### STATED EXERCISE
Write out each line from the data below that includes the word "title".

### ITEMS
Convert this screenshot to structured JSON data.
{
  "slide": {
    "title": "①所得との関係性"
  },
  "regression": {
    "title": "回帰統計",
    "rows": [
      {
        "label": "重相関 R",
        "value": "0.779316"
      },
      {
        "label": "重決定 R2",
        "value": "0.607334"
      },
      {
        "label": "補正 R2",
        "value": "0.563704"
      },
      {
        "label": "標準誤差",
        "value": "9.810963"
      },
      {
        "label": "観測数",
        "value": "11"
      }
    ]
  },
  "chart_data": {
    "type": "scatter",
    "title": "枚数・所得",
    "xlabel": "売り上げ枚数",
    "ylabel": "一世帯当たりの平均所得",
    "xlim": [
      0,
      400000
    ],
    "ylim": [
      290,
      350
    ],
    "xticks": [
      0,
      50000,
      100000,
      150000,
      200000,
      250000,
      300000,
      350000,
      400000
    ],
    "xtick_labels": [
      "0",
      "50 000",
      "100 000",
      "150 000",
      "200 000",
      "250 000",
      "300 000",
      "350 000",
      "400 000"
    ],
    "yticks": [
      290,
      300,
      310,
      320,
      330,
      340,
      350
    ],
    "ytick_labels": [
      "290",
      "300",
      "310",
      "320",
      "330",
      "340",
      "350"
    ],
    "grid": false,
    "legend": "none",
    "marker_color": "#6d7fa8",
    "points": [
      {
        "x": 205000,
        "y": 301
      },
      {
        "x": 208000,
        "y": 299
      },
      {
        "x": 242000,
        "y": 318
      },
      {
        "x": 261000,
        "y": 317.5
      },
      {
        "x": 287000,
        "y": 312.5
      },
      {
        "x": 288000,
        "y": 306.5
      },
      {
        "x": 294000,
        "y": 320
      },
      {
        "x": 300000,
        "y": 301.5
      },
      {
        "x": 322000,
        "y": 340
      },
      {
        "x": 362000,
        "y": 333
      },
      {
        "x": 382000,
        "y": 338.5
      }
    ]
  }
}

### ANSWER IN FULL
    "title": "①所得との関係性"
    "title": "回帰統計",
    "title": "枚数・所得",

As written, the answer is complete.